#### PROBLEM TO WORK ON
Copy every line in the records below that contains the word "bottom".

------------------------------------------------

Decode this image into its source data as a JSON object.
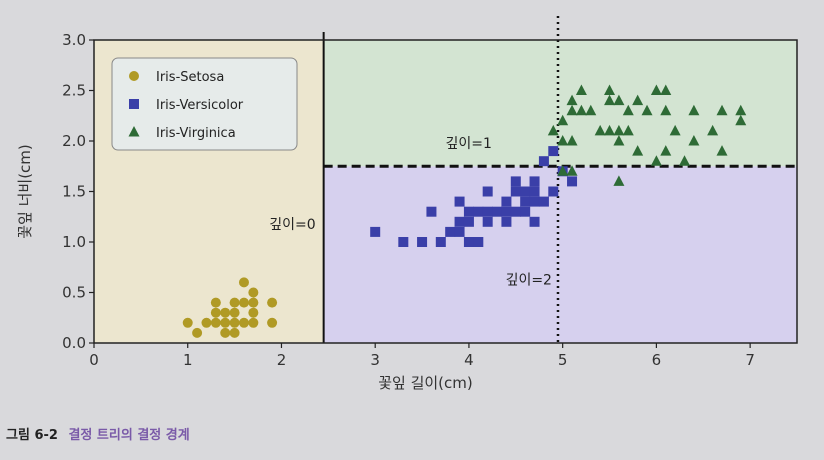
{
  "chart_data": {
    "type": "scatter",
    "xlabel": "꽃잎 길이(cm)",
    "ylabel": "꽃잎 너비(cm)",
    "xlim": [
      0,
      7.5
    ],
    "ylim": [
      0,
      3.0
    ],
    "xticks": [
      "0",
      "1",
      "2",
      "3",
      "4",
      "5",
      "6",
      "7"
    ],
    "yticks": [
      "0.0",
      "0.5",
      "1.0",
      "1.5",
      "2.0",
      "2.5",
      "3.0"
    ],
    "grid": false,
    "legend_position": "top-left",
    "regions": [
      {
        "class": "Iris-Setosa",
        "x_range": [
          0,
          2.45
        ],
        "y_range": [
          0,
          3.0
        ],
        "color": "#ece6cf"
      },
      {
        "class": "Iris-Versicolor",
        "x_range": [
          2.45,
          7.5
        ],
        "y_range": [
          0,
          1.75
        ],
        "color": "#d6d0ee"
      },
      {
        "class": "Iris-Virginica",
        "x_range": [
          2.45,
          7.5
        ],
        "y_range": [
          1.75,
          3.0
        ],
        "color": "#d3e4d2"
      }
    ],
    "boundaries": [
      {
        "style": "solid",
        "x": 2.45,
        "label": "깊이=0"
      },
      {
        "style": "dashed",
        "y": 1.75,
        "label": "깊이=1"
      },
      {
        "style": "dotted",
        "x": 4.95,
        "label": "깊이=2"
      }
    ],
    "series": [
      {
        "name": "Iris-Setosa",
        "marker": "circle",
        "color": "#b09a25",
        "points": [
          [
            1.0,
            0.2
          ],
          [
            1.1,
            0.1
          ],
          [
            1.2,
            0.2
          ],
          [
            1.3,
            0.2
          ],
          [
            1.3,
            0.3
          ],
          [
            1.3,
            0.4
          ],
          [
            1.4,
            0.1
          ],
          [
            1.4,
            0.2
          ],
          [
            1.4,
            0.3
          ],
          [
            1.5,
            0.1
          ],
          [
            1.5,
            0.2
          ],
          [
            1.5,
            0.3
          ],
          [
            1.5,
            0.4
          ],
          [
            1.6,
            0.2
          ],
          [
            1.6,
            0.4
          ],
          [
            1.6,
            0.6
          ],
          [
            1.7,
            0.2
          ],
          [
            1.7,
            0.3
          ],
          [
            1.7,
            0.4
          ],
          [
            1.7,
            0.5
          ],
          [
            1.9,
            0.2
          ],
          [
            1.9,
            0.4
          ]
        ]
      },
      {
        "name": "Iris-Versicolor",
        "marker": "square",
        "color": "#3a3fa8",
        "points": [
          [
            3.0,
            1.1
          ],
          [
            3.3,
            1.0
          ],
          [
            3.5,
            1.0
          ],
          [
            3.6,
            1.3
          ],
          [
            3.7,
            1.0
          ],
          [
            3.8,
            1.1
          ],
          [
            3.9,
            1.1
          ],
          [
            3.9,
            1.2
          ],
          [
            3.9,
            1.4
          ],
          [
            4.0,
            1.0
          ],
          [
            4.0,
            1.2
          ],
          [
            4.0,
            1.3
          ],
          [
            4.1,
            1.0
          ],
          [
            4.1,
            1.3
          ],
          [
            4.2,
            1.2
          ],
          [
            4.2,
            1.3
          ],
          [
            4.2,
            1.5
          ],
          [
            4.3,
            1.3
          ],
          [
            4.4,
            1.2
          ],
          [
            4.4,
            1.3
          ],
          [
            4.4,
            1.4
          ],
          [
            4.5,
            1.3
          ],
          [
            4.5,
            1.5
          ],
          [
            4.6,
            1.3
          ],
          [
            4.6,
            1.4
          ],
          [
            4.6,
            1.5
          ],
          [
            4.7,
            1.2
          ],
          [
            4.7,
            1.4
          ],
          [
            4.7,
            1.5
          ],
          [
            4.7,
            1.6
          ],
          [
            4.8,
            1.4
          ],
          [
            4.8,
            1.8
          ],
          [
            4.9,
            1.5
          ],
          [
            5.0,
            1.7
          ],
          [
            4.5,
            1.6
          ],
          [
            5.1,
            1.6
          ],
          [
            4.9,
            1.9
          ]
        ]
      },
      {
        "name": "Iris-Virginica",
        "marker": "triangle",
        "color": "#2e6b36",
        "points": [
          [
            4.9,
            2.1
          ],
          [
            5.0,
            1.7
          ],
          [
            5.0,
            2.0
          ],
          [
            5.0,
            2.2
          ],
          [
            5.1,
            1.7
          ],
          [
            5.1,
            2.0
          ],
          [
            5.1,
            2.3
          ],
          [
            5.1,
            2.4
          ],
          [
            5.2,
            2.3
          ],
          [
            5.3,
            2.3
          ],
          [
            5.4,
            2.1
          ],
          [
            5.5,
            2.1
          ],
          [
            5.5,
            2.5
          ],
          [
            5.6,
            1.6
          ],
          [
            5.6,
            2.1
          ],
          [
            5.6,
            2.4
          ],
          [
            5.7,
            2.1
          ],
          [
            5.7,
            2.3
          ],
          [
            5.8,
            2.4
          ],
          [
            5.9,
            2.3
          ],
          [
            6.0,
            1.8
          ],
          [
            6.0,
            2.5
          ],
          [
            6.1,
            1.9
          ],
          [
            6.1,
            2.3
          ],
          [
            6.1,
            2.5
          ],
          [
            6.3,
            1.8
          ],
          [
            6.4,
            2.3
          ],
          [
            6.6,
            2.1
          ],
          [
            6.7,
            1.9
          ],
          [
            6.7,
            2.3
          ],
          [
            6.9,
            2.2
          ],
          [
            6.9,
            2.3
          ],
          [
            5.6,
            2.0
          ],
          [
            5.8,
            1.9
          ],
          [
            6.2,
            2.1
          ],
          [
            5.2,
            2.5
          ],
          [
            5.5,
            2.4
          ],
          [
            6.4,
            2.0
          ]
        ]
      }
    ]
  },
  "caption": {
    "number": "그림 6-2",
    "title": "결정 트리의 결정 경계"
  }
}
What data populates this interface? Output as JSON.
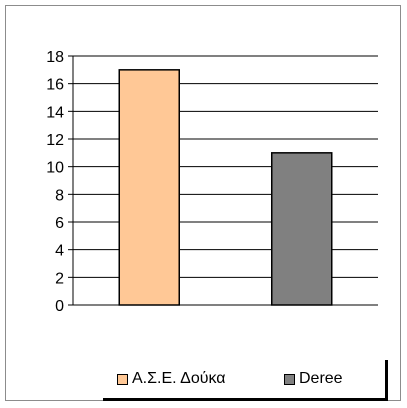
{
  "chart_data": {
    "type": "bar",
    "categories": [
      "Α.Σ.Ε. Δούκα",
      "Deree"
    ],
    "values": [
      17,
      11
    ],
    "colors": [
      "#FFC896",
      "#808080"
    ],
    "title": "",
    "xlabel": "",
    "ylabel": "",
    "ylim": [
      0,
      18
    ],
    "yticks": [
      "0",
      "2",
      "4",
      "6",
      "8",
      "10",
      "12",
      "14",
      "16",
      "18"
    ],
    "grid": true,
    "legend_position": "bottom",
    "legend": [
      {
        "label": "Α.Σ.Ε. Δούκα",
        "color": "#FFC896"
      },
      {
        "label": "Deree",
        "color": "#808080"
      }
    ]
  }
}
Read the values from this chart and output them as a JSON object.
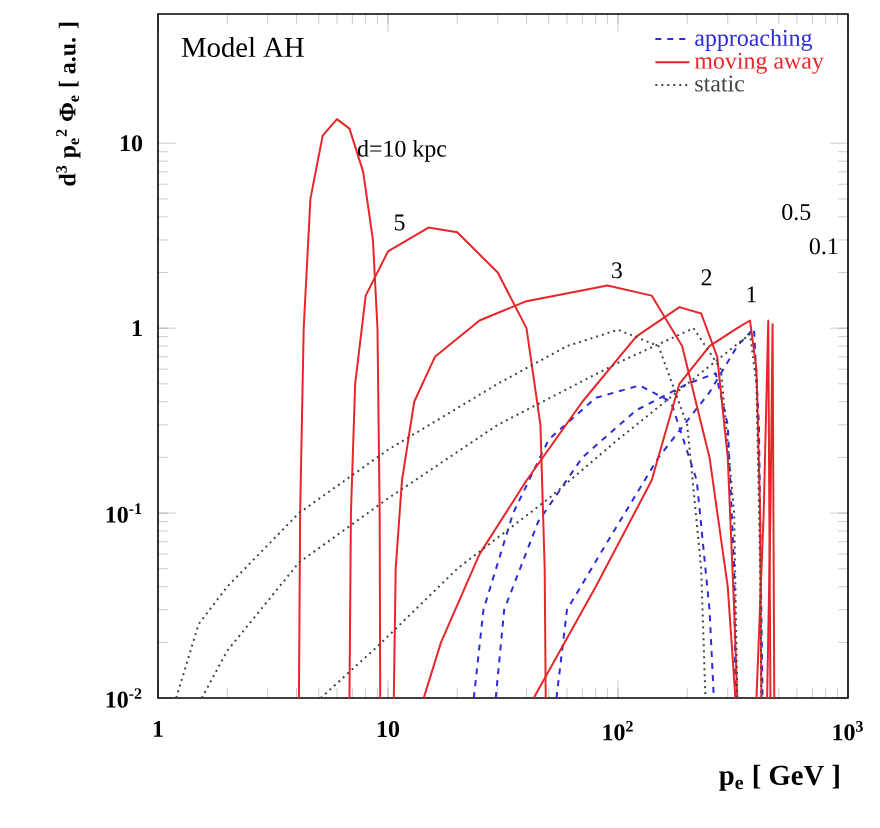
{
  "chart_data": {
    "type": "line",
    "xlabel": "p$_{e}$ [ GeV ]",
    "ylabel": "d$^{3}$ p$_{e}$$^{2}$ Φ$_{e}$  [ a.u. ]",
    "log": "xy",
    "grid": false,
    "legend": "top right",
    "marker": "none",
    "xlim": [
      1,
      1000
    ],
    "ylim": [
      0.01,
      50
    ],
    "xticks": [
      1,
      10,
      {
        "value": 100,
        "label": "10$^{2}$"
      },
      {
        "value": 1000,
        "label": "10$^{3}$"
      }
    ],
    "yticks": [
      {
        "value": 0.01,
        "label": "10$^{-2}$"
      },
      {
        "value": 0.1,
        "label": "10$^{-1}$"
      },
      1,
      10
    ],
    "series": [
      {
        "name": "approaching",
        "color": "#2b2bd9",
        "line_style": "dashed",
        "x": [
          23.6,
          26,
          35,
          50,
          80,
          124,
          170,
          220,
          250,
          261
        ],
        "values": [
          0.01,
          0.03,
          0.1,
          0.25,
          0.42,
          0.49,
          0.4,
          0.15,
          0.03,
          0.01
        ]
      },
      {
        "color": "#2b2bd9",
        "line_style": "dashed",
        "x": [
          29.4,
          32,
          45,
          70,
          120,
          200,
          266,
          300,
          320,
          324
        ],
        "values": [
          0.01,
          0.03,
          0.09,
          0.2,
          0.36,
          0.5,
          0.57,
          0.3,
          0.05,
          0.01
        ]
      },
      {
        "color": "#2b2bd9",
        "line_style": "dashed",
        "x": [
          54,
          60,
          90,
          150,
          250,
          330,
          390,
          410,
          420,
          425
        ],
        "values": [
          0.01,
          0.03,
          0.07,
          0.2,
          0.45,
          0.8,
          1.0,
          0.3,
          0.03,
          0.01
        ]
      },
      {
        "name": "moving away",
        "color": "#e8262a",
        "line_style": "solid",
        "x": [
          4.1,
          4.15,
          4.3,
          4.6,
          5.2,
          6,
          6.8,
          7.8,
          8.6,
          9.0,
          9.2,
          9.25
        ],
        "values": [
          0.01,
          0.1,
          1,
          5,
          11,
          13.5,
          12,
          7,
          3,
          1,
          0.1,
          0.01
        ]
      },
      {
        "color": "#e8262a",
        "line_style": "solid",
        "x": [
          6.8,
          6.9,
          7.2,
          8,
          10,
          15,
          20,
          30,
          40,
          46,
          48,
          48.5
        ],
        "values": [
          0.01,
          0.1,
          0.5,
          1.5,
          2.6,
          3.5,
          3.3,
          2,
          1,
          0.3,
          0.05,
          0.01
        ]
      },
      {
        "color": "#e8262a",
        "line_style": "solid",
        "x": [
          10.6,
          10.8,
          11.5,
          13,
          16,
          25,
          40,
          90,
          140,
          190,
          250,
          300,
          324
        ],
        "values": [
          0.01,
          0.05,
          0.15,
          0.4,
          0.7,
          1.1,
          1.4,
          1.7,
          1.5,
          0.8,
          0.2,
          0.04,
          0.01
        ]
      },
      {
        "color": "#e8262a",
        "line_style": "solid",
        "x": [
          14.3,
          17,
          25,
          40,
          70,
          120,
          185,
          230,
          270,
          300,
          320,
          330
        ],
        "values": [
          0.01,
          0.02,
          0.06,
          0.15,
          0.4,
          0.9,
          1.3,
          1.2,
          0.7,
          0.2,
          0.03,
          0.01
        ]
      },
      {
        "color": "#e8262a",
        "line_style": "solid",
        "x": [
          43,
          80,
          140,
          185,
          250,
          330,
          375,
          400,
          415,
          420
        ],
        "values": [
          0.01,
          0.04,
          0.15,
          0.5,
          0.8,
          1.0,
          1.1,
          0.6,
          0.1,
          0.01
        ]
      },
      {
        "color": "#e8262a",
        "line_style": "solid",
        "x": [
          400,
          430,
          450,
          455,
          460
        ],
        "values": [
          0.01,
          0.1,
          1.1,
          0.1,
          0.01
        ]
      },
      {
        "color": "#e8262a",
        "line_style": "solid",
        "x": [
          445,
          460,
          470,
          474,
          478
        ],
        "values": [
          0.01,
          0.1,
          1.05,
          0.1,
          0.01
        ]
      },
      {
        "name": "static",
        "color": "#444444",
        "line_style": "dotted",
        "x": [
          1.2,
          1.5,
          2,
          4.1,
          10,
          30,
          60,
          100,
          150,
          200,
          230,
          240
        ],
        "values": [
          0.01,
          0.025,
          0.04,
          0.1,
          0.22,
          0.5,
          0.8,
          0.98,
          0.8,
          0.3,
          0.05,
          0.01
        ]
      },
      {
        "color": "#444444",
        "line_style": "dotted",
        "x": [
          1.55,
          2,
          4.1,
          10,
          30,
          100,
          213,
          280,
          320,
          330
        ],
        "values": [
          0.01,
          0.018,
          0.054,
          0.12,
          0.3,
          0.65,
          1.0,
          0.6,
          0.1,
          0.01
        ]
      },
      {
        "color": "#444444",
        "line_style": "dotted",
        "x": [
          5.1,
          9.2,
          20,
          50,
          100,
          200,
          375,
          400,
          415,
          420
        ],
        "values": [
          0.01,
          0.0195,
          0.05,
          0.12,
          0.25,
          0.5,
          0.93,
          0.5,
          0.05,
          0.01
        ]
      }
    ],
    "annotations": [
      "Model AH",
      "d=10 kpc",
      "5",
      "3",
      "2",
      "1",
      "0.5",
      "0.1"
    ]
  }
}
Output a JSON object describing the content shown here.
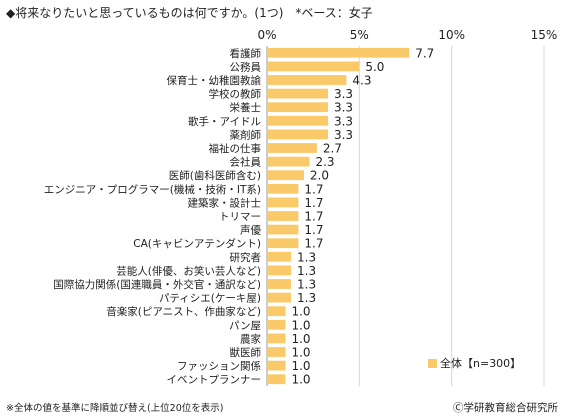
{
  "title": "◆将来なりたいと思っているものは何ですか。(1つ)　*ベース：女子",
  "note": "※全体の値を基準に降順並び替え(上位20位を表示)",
  "credit": "Ⓒ学研教育総合研究所",
  "chart_data": {
    "type": "bar",
    "orientation": "horizontal",
    "categories": [
      "看護師",
      "公務員",
      "保育士・幼稚園教諭",
      "学校の教師",
      "栄養士",
      "歌手・アイドル",
      "薬剤師",
      "福祉の仕事",
      "会社員",
      "医師(歯科医師含む)",
      "エンジニア・プログラマー(機械・技術・IT系)",
      "建築家・設計士",
      "トリマー",
      "声優",
      "CA(キャビンアテンダント)",
      "研究者",
      "芸能人(俳優、お笑い芸人など)",
      "国際協力関係(国連職員・外交官・通訳など)",
      "パティシエ(ケーキ屋)",
      "音楽家(ピアニスト、作曲家など)",
      "パン屋",
      "農家",
      "獣医師",
      "ファッション関係",
      "イベントプランナー"
    ],
    "series": [
      {
        "name": "全体【n=300】",
        "values": [
          7.7,
          5.0,
          4.3,
          3.3,
          3.3,
          3.3,
          3.3,
          2.7,
          2.3,
          2.0,
          1.7,
          1.7,
          1.7,
          1.7,
          1.7,
          1.3,
          1.3,
          1.3,
          1.3,
          1.0,
          1.0,
          1.0,
          1.0,
          1.0,
          1.0
        ]
      }
    ],
    "value_labels": [
      "7.7",
      "5.0",
      "4.3",
      "3.3",
      "3.3",
      "3.3",
      "3.3",
      "2.7",
      "2.3",
      "2.0",
      "1.7",
      "1.7",
      "1.7",
      "1.7",
      "1.7",
      "1.3",
      "1.3",
      "1.3",
      "1.3",
      "1.0",
      "1.0",
      "1.0",
      "1.0",
      "1.0",
      "1.0"
    ],
    "xlim": [
      0,
      15
    ],
    "xticks": [
      "0%",
      "5%",
      "10%",
      "15%"
    ],
    "grid": true,
    "legend_position": "bottom-right",
    "colors": {
      "bar": "#F9C96A",
      "grid": "#d8d8d8"
    }
  }
}
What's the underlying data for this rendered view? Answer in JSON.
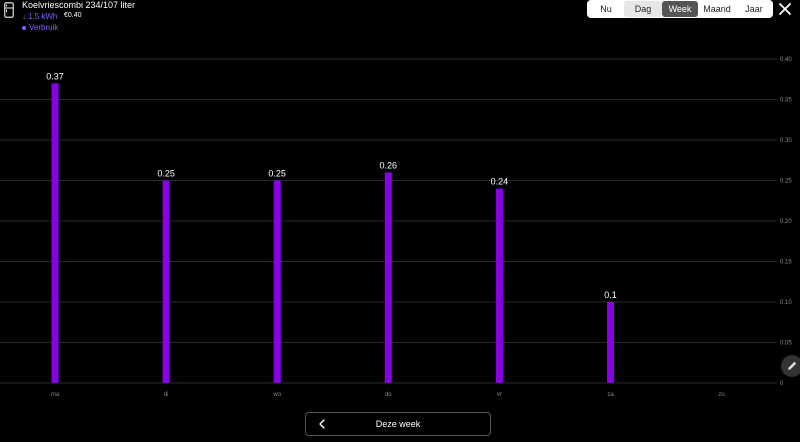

------------------------------------------------

#### FINISHED ANSWER
    "legend_position": "bottom",
    "legend_position": "bottom-right",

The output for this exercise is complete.